### TASK DESCRIPTION
Your task is to quote the material that follows, in full and exactly.

### DATASET CONTENT
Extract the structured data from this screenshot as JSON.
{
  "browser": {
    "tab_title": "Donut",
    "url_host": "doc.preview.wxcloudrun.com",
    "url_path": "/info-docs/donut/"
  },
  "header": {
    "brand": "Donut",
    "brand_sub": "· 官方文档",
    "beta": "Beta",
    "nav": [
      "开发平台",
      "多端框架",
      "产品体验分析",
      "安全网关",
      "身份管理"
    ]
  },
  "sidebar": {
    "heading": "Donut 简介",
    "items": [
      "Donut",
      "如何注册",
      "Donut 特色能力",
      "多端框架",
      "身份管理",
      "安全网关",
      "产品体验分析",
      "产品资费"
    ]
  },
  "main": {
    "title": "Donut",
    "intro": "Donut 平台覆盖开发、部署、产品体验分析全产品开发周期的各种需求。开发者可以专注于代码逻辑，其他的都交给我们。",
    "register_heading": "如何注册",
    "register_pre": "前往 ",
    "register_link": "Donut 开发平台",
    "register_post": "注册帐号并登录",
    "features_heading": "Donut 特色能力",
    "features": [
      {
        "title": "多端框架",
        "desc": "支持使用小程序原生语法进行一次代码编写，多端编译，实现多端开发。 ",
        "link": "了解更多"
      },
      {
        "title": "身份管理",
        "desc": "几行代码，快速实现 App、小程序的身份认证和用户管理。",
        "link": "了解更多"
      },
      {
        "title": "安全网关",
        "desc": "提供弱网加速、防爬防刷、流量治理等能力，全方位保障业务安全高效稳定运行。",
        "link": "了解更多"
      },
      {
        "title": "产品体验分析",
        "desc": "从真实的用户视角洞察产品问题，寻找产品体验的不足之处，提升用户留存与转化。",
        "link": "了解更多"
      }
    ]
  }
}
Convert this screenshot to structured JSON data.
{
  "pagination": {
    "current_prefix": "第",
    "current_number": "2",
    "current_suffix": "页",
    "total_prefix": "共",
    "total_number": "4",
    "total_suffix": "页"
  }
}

### RESPONSE TO THIS EXERCISE
Extract the structured data from this screenshot as JSON.
{
  "browser": {
    "tab_title": "Donut",
    "url_host": "doc.preview.wxcloudrun.com",
    "url_path": "/info-docs/donut/"
  },
  "header": {
    "brand": "Donut",
    "brand_sub": "· 官方文档",
    "beta": "Beta",
    "nav": [
      "开发平台",
      "多端框架",
      "产品体验分析",
      "安全网关",
      "身份管理"
    ]
  },
  "sidebar": {
    "heading": "Donut 简介",
    "items": [
      "Donut",
      "如何注册",
      "Donut 特色能力",
      "多端框架",
      "身份管理",
      "安全网关",
      "产品体验分析",
      "产品资费"
    ]
  },
  "main": {
    "title": "Donut",
    "intro": "Donut 平台覆盖开发、部署、产品体验分析全产品开发周期的各种需求。开发者可以专注于代码逻辑，其他的都交给我们。",
    "register_heading": "如何注册",
    "register_pre": "前往 ",
    "register_link": "Donut 开发平台",
    "register_post": "注册帐号并登录",
    "features_heading": "Donut 特色能力",
    "features": [
      {
        "title": "多端框架",
        "desc": "支持使用小程序原生语法进行一次代码编写，多端编译，实现多端开发。 ",
        "link": "了解更多"
      },
      {
        "title": "身份管理",
        "desc": "几行代码，快速实现 App、小程序的身份认证和用户管理。",
        "link": "了解更多"
      },
      {
        "title": "安全网关",
        "desc": "提供弱网加速、防爬防刷、流量治理等能力，全方位保障业务安全高效稳定运行。",
        "link": "了解更多"
      },
      {
        "title": "产品体验分析",
        "desc": "从真实的用户视角洞察产品问题，寻找产品体验的不足之处，提升用户留存与转化。",
        "link": "了解更多"
      }
    ]
  }
}
Convert this screenshot to structured JSON data.
{
  "pagination": {
    "current_prefix": "第",
    "current_number": "2",
    "current_suffix": "页",
    "total_prefix": "共",
    "total_number": "4",
    "total_suffix": "页"
  }
}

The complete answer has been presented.